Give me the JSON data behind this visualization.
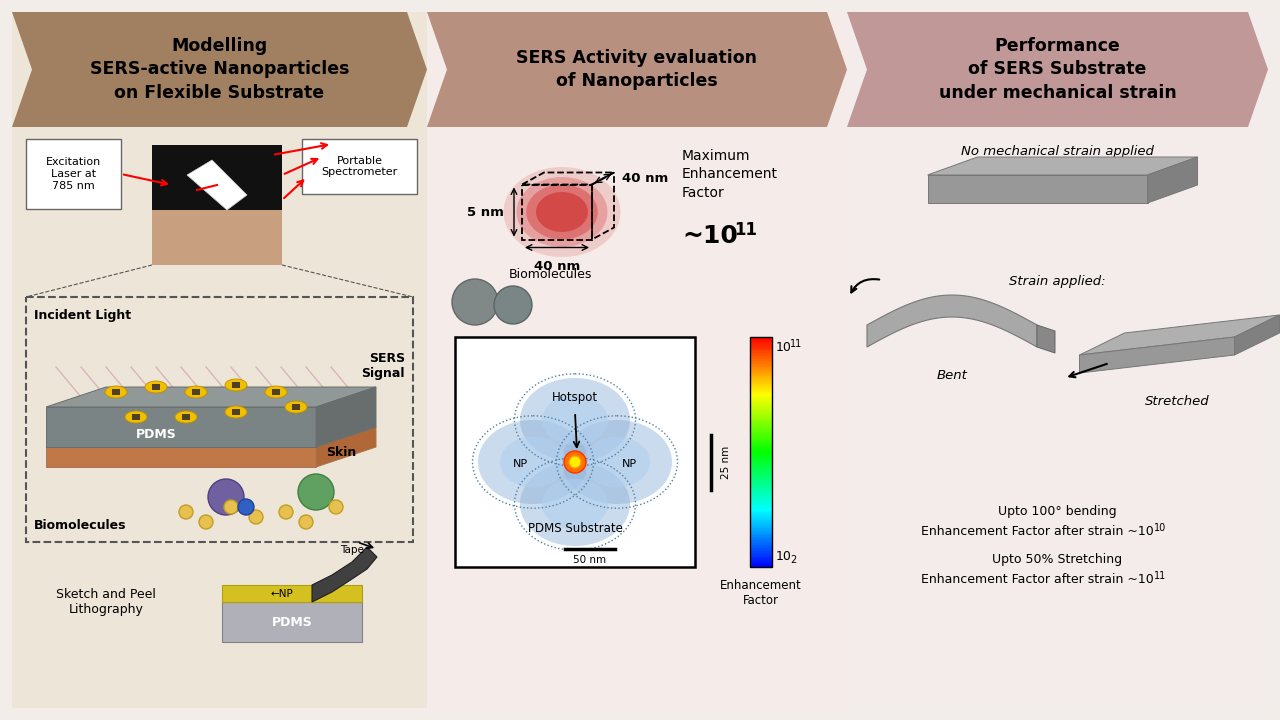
{
  "bg_color": "#f2ede8",
  "panel1": {
    "title": "Modelling\nSERS-active Nanoparticles\non Flexible Substrate",
    "header_color": "#a08060",
    "content_color": "#ede5d8",
    "excitation_label": "Excitation\nLaser at\n785 nm",
    "spectrometer_label": "Portable\nSpectrometer",
    "incident_light": "Incident Light",
    "sers_signal": "SERS\nSignal",
    "pdms": "PDMS",
    "skin": "Skin",
    "biomolecules": "Biomolecules",
    "sketch_label": "Sketch and Peel\nLithography",
    "tape_label": "Tape",
    "np_label": "←NP",
    "pdms_label": "PDMS"
  },
  "panel2": {
    "title": "SERS Activity evaluation\nof Nanoparticles",
    "header_color": "#b89088",
    "content_color": "#f5ebe8",
    "dim1": "5 nm",
    "dim2": "40 nm",
    "dim3": "40 nm",
    "max_ef_label": "Maximum\nEnhancement\nFactor",
    "max_ef_value": "~10",
    "max_ef_exp": "11",
    "biomolecules": "Biomolecules",
    "hotspot": "Hotspot",
    "np_left": "NP",
    "np_right": "NP",
    "pdms_sub": "PDMS Substrate",
    "scale_bar": "50 nm",
    "scale_bar2": "25 nm",
    "colorbar_top": "10",
    "colorbar_top_exp": "11",
    "colorbar_bot": "10",
    "colorbar_bot_exp": "2",
    "ef_label": "Enhancement\nFactor"
  },
  "panel3": {
    "title": "Performance\nof SERS Substrate\nunder mechanical strain",
    "header_color": "#c09898",
    "content_color": "#f5eeee",
    "no_strain": "No mechanical strain applied",
    "strain_applied": "Strain applied:",
    "bent": "Bent",
    "stretched": "Stretched",
    "bending_line1": "Upto 100° bending",
    "bending_line2": "Enhancement Factor after strain ~10",
    "bending_exp": "10",
    "stretching_line1": "Upto 50% Stretching",
    "stretching_line2": "Enhancement Factor after strain ~10",
    "stretching_exp": "11"
  }
}
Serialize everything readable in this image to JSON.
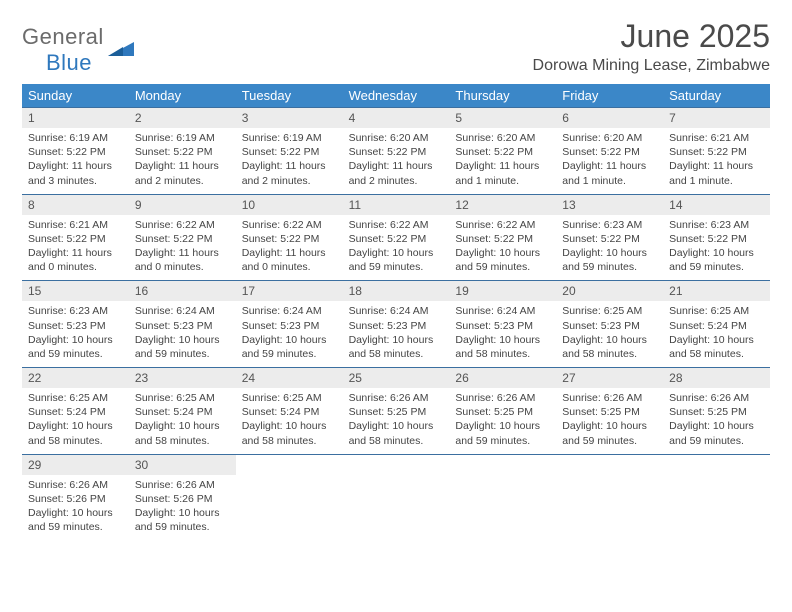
{
  "brand": {
    "word1": "General",
    "word2": "Blue",
    "accent": "#2f78bd",
    "gray": "#6b6b6b"
  },
  "title": "June 2025",
  "location": "Dorowa Mining Lease, Zimbabwe",
  "colors": {
    "header_bg": "#3b87c8",
    "header_text": "#ffffff",
    "daynum_bg": "#ececec",
    "week_border": "#3b6fa0",
    "body_text": "#444"
  },
  "weekdays": [
    "Sunday",
    "Monday",
    "Tuesday",
    "Wednesday",
    "Thursday",
    "Friday",
    "Saturday"
  ],
  "weeks": [
    [
      {
        "n": "1",
        "sr": "6:19 AM",
        "ss": "5:22 PM",
        "dl": "11 hours and 3 minutes."
      },
      {
        "n": "2",
        "sr": "6:19 AM",
        "ss": "5:22 PM",
        "dl": "11 hours and 2 minutes."
      },
      {
        "n": "3",
        "sr": "6:19 AM",
        "ss": "5:22 PM",
        "dl": "11 hours and 2 minutes."
      },
      {
        "n": "4",
        "sr": "6:20 AM",
        "ss": "5:22 PM",
        "dl": "11 hours and 2 minutes."
      },
      {
        "n": "5",
        "sr": "6:20 AM",
        "ss": "5:22 PM",
        "dl": "11 hours and 1 minute."
      },
      {
        "n": "6",
        "sr": "6:20 AM",
        "ss": "5:22 PM",
        "dl": "11 hours and 1 minute."
      },
      {
        "n": "7",
        "sr": "6:21 AM",
        "ss": "5:22 PM",
        "dl": "11 hours and 1 minute."
      }
    ],
    [
      {
        "n": "8",
        "sr": "6:21 AM",
        "ss": "5:22 PM",
        "dl": "11 hours and 0 minutes."
      },
      {
        "n": "9",
        "sr": "6:22 AM",
        "ss": "5:22 PM",
        "dl": "11 hours and 0 minutes."
      },
      {
        "n": "10",
        "sr": "6:22 AM",
        "ss": "5:22 PM",
        "dl": "11 hours and 0 minutes."
      },
      {
        "n": "11",
        "sr": "6:22 AM",
        "ss": "5:22 PM",
        "dl": "10 hours and 59 minutes."
      },
      {
        "n": "12",
        "sr": "6:22 AM",
        "ss": "5:22 PM",
        "dl": "10 hours and 59 minutes."
      },
      {
        "n": "13",
        "sr": "6:23 AM",
        "ss": "5:22 PM",
        "dl": "10 hours and 59 minutes."
      },
      {
        "n": "14",
        "sr": "6:23 AM",
        "ss": "5:22 PM",
        "dl": "10 hours and 59 minutes."
      }
    ],
    [
      {
        "n": "15",
        "sr": "6:23 AM",
        "ss": "5:23 PM",
        "dl": "10 hours and 59 minutes."
      },
      {
        "n": "16",
        "sr": "6:24 AM",
        "ss": "5:23 PM",
        "dl": "10 hours and 59 minutes."
      },
      {
        "n": "17",
        "sr": "6:24 AM",
        "ss": "5:23 PM",
        "dl": "10 hours and 59 minutes."
      },
      {
        "n": "18",
        "sr": "6:24 AM",
        "ss": "5:23 PM",
        "dl": "10 hours and 58 minutes."
      },
      {
        "n": "19",
        "sr": "6:24 AM",
        "ss": "5:23 PM",
        "dl": "10 hours and 58 minutes."
      },
      {
        "n": "20",
        "sr": "6:25 AM",
        "ss": "5:23 PM",
        "dl": "10 hours and 58 minutes."
      },
      {
        "n": "21",
        "sr": "6:25 AM",
        "ss": "5:24 PM",
        "dl": "10 hours and 58 minutes."
      }
    ],
    [
      {
        "n": "22",
        "sr": "6:25 AM",
        "ss": "5:24 PM",
        "dl": "10 hours and 58 minutes."
      },
      {
        "n": "23",
        "sr": "6:25 AM",
        "ss": "5:24 PM",
        "dl": "10 hours and 58 minutes."
      },
      {
        "n": "24",
        "sr": "6:25 AM",
        "ss": "5:24 PM",
        "dl": "10 hours and 58 minutes."
      },
      {
        "n": "25",
        "sr": "6:26 AM",
        "ss": "5:25 PM",
        "dl": "10 hours and 58 minutes."
      },
      {
        "n": "26",
        "sr": "6:26 AM",
        "ss": "5:25 PM",
        "dl": "10 hours and 59 minutes."
      },
      {
        "n": "27",
        "sr": "6:26 AM",
        "ss": "5:25 PM",
        "dl": "10 hours and 59 minutes."
      },
      {
        "n": "28",
        "sr": "6:26 AM",
        "ss": "5:25 PM",
        "dl": "10 hours and 59 minutes."
      }
    ],
    [
      {
        "n": "29",
        "sr": "6:26 AM",
        "ss": "5:26 PM",
        "dl": "10 hours and 59 minutes."
      },
      {
        "n": "30",
        "sr": "6:26 AM",
        "ss": "5:26 PM",
        "dl": "10 hours and 59 minutes."
      },
      null,
      null,
      null,
      null,
      null
    ]
  ],
  "labels": {
    "sunrise": "Sunrise:",
    "sunset": "Sunset:",
    "daylight": "Daylight:"
  }
}
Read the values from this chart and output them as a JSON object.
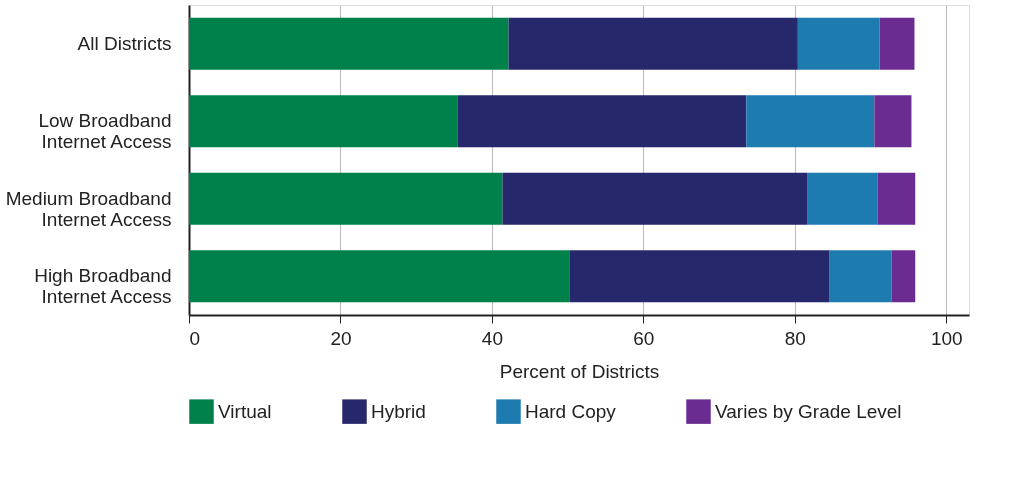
{
  "chart_data": {
    "type": "bar",
    "orientation": "horizontal",
    "stacked": true,
    "xlabel": "Percent of Districts",
    "categories": [
      "All Districts",
      "Low Broadband\nInternet Access",
      "Medium Broadband\nInternet Access",
      "High Broadband\nInternet Access"
    ],
    "series": [
      {
        "name": "Virtual",
        "color": "#00804a",
        "values": [
          42.2,
          35.5,
          41.4,
          50.3
        ]
      },
      {
        "name": "Hybrid",
        "color": "#27276b",
        "values": [
          38.2,
          38.1,
          40.3,
          34.3
        ]
      },
      {
        "name": "Hard Copy",
        "color": "#1e7bb0",
        "values": [
          10.8,
          16.9,
          9.2,
          8.2
        ]
      },
      {
        "name": "Varies by Grade Level",
        "color": "#6a2c91",
        "values": [
          4.6,
          4.9,
          5.0,
          3.1
        ]
      }
    ],
    "xlim": [
      0,
      103
    ],
    "xticks": [
      0,
      20,
      40,
      60,
      80,
      100
    ],
    "grid": "x",
    "legend": "bottom"
  }
}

- _Aim_
From the records above, copy every line that holds the word "nInternet".

- _Output of the exercise_
      "Low Broadband\nInternet Access",
      "Medium Broadband\nInternet Access",
      "High Broadband\nInternet Access"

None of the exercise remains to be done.